[Start EXERCISE MATERIALS]

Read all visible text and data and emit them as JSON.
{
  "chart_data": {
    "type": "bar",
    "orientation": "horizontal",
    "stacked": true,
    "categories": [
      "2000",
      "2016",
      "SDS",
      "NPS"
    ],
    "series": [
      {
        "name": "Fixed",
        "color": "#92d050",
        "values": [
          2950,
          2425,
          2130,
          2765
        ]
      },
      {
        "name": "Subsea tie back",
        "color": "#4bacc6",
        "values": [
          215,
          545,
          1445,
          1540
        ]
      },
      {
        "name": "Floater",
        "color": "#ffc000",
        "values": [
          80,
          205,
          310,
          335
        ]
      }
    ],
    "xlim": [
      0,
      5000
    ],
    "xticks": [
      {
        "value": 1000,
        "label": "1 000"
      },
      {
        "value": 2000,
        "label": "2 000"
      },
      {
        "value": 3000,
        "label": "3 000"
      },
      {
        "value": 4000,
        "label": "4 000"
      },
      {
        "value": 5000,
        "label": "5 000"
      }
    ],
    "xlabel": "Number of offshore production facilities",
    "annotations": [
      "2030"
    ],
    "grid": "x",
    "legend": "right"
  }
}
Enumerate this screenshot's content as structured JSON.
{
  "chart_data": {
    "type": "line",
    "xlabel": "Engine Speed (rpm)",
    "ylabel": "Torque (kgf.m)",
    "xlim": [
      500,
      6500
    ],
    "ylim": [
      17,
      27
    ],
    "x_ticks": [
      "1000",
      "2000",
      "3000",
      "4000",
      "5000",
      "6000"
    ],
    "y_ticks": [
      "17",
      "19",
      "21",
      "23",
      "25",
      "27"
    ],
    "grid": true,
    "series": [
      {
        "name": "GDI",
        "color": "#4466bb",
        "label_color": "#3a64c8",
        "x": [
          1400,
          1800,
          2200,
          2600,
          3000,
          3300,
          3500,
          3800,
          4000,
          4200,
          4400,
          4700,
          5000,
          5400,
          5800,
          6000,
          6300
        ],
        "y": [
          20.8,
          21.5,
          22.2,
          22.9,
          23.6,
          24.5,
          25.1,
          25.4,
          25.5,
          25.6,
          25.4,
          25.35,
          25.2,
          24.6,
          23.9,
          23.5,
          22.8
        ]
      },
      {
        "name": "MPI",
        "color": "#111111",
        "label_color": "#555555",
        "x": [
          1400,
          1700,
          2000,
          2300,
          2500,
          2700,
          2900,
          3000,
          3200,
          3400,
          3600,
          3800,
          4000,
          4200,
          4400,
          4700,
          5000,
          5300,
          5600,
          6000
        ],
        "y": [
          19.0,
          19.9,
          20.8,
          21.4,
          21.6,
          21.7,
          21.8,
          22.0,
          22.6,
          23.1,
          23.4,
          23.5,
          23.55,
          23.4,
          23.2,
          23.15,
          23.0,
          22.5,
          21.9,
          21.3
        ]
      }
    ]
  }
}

[End EXERCISE MATERIALS]

TASK BRIEF:
What is the number of lines in the listing that include the word "JSON"? Give that number and nothing else.

EXERCISE OUTPUT:
2